- Actions to take:
[a] From the piece on Quentin Fiore, list every company or organization it says Fiore did design or ad work for.
[b] Write what comes next in the piece on Quentin Fiore, carrying on from its final sentence.

- Excerpted text:
———

Monday Muse: Quentin Fiore

I just started reading War and Peace in the Global Village by Marshall McLuhan and it is another masterpiece. This book is made especially wonderful to read because of the graphic design of Quentin Fiore.

My dad had an archaic copy of I Seem to Be a Verb by Buckminster Fuller and I fell in love with the layout and design of the book. It had bold text punctuated by the most interesting pictures to illustrate different concepts. The different narratives of the book all ran concurrently and the book could also be read from front to back, back to front, and along the margins. The way the book was designed made some of Fuller’s more complex concepts more easily digestible. I didn’t know it at the time, but I was really obsessing over not just Buckminster Fuller’s philosophy but also Quentin Fiore’s graphic design.

Fiore began his career in graphic design in the 1940s, working as an art director for Christian Dior and Bonwit Teller. In the 1950s, he began doing more corporate ad work for Ford Foundation, Bell Laboratories, and RCA.

———

- Material:

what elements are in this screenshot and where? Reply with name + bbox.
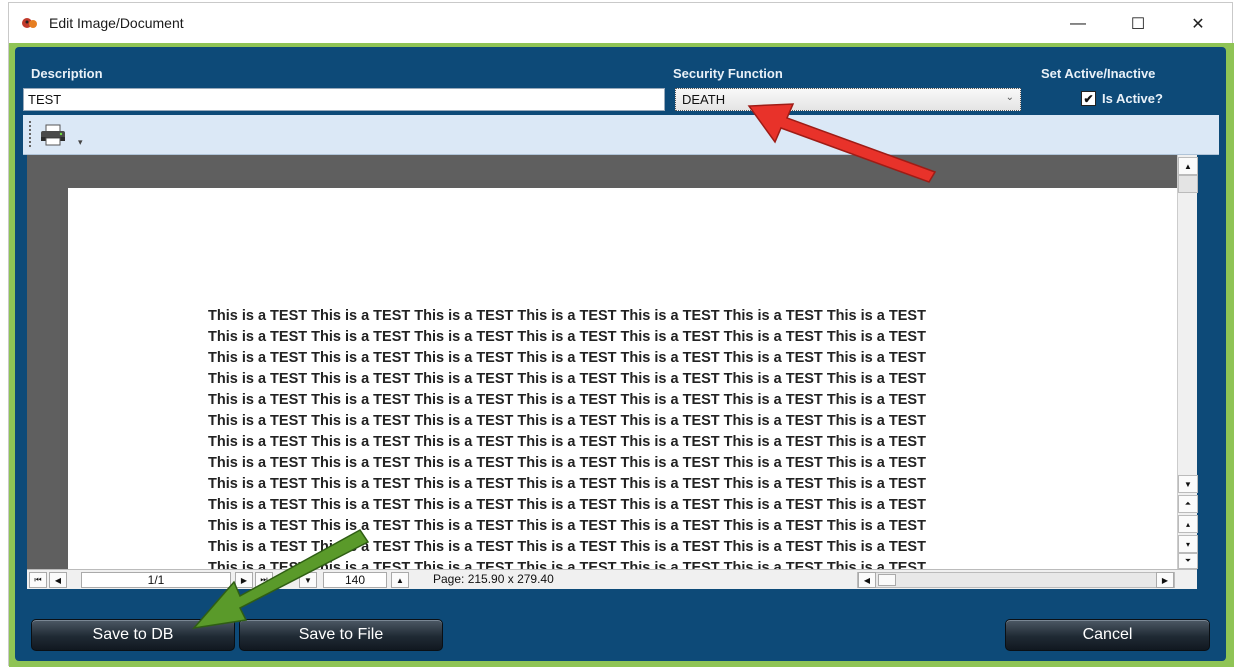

———

- Task results:
[a] Christian Dior, Bonwit Teller, Ford Foundation, Bell Laboratories, RCA

[b]
However, he is most noted for his collaborations with Jerome Angel, Marshall McLuhan, Buckminster Fuller, and other noted thinkers of the counterculture. The Medium is the Massage, the book by McLuhan and designed by Fiore has been described as an embodiment of the idea that “consciousness can be affected by the knowing collision of verbal and visual information.” Fiore intended to make McLuhan’s philosophies more readily accessible through visual interpretations, appealing to a younger audience.

This collision of text and images would be christened “typophotography” by media theorist László Moholy-Nagy to describe this form of visual storytelling. These books are truly innovative and their impact on publishing, design, and visual culture can not be understated. The clash of text and imagery is something we take for granted in today’s world. Just look at the design of this website, a full Fiore rip-off from the bold sans serif text to the primacy of images. The design of the books attempts to bridge the educational chasm that splits art from writing, uniting them in the most exciting way to deliver information and to allow the reader to make new connections, form their own opinions, and ultimately shift their perspective.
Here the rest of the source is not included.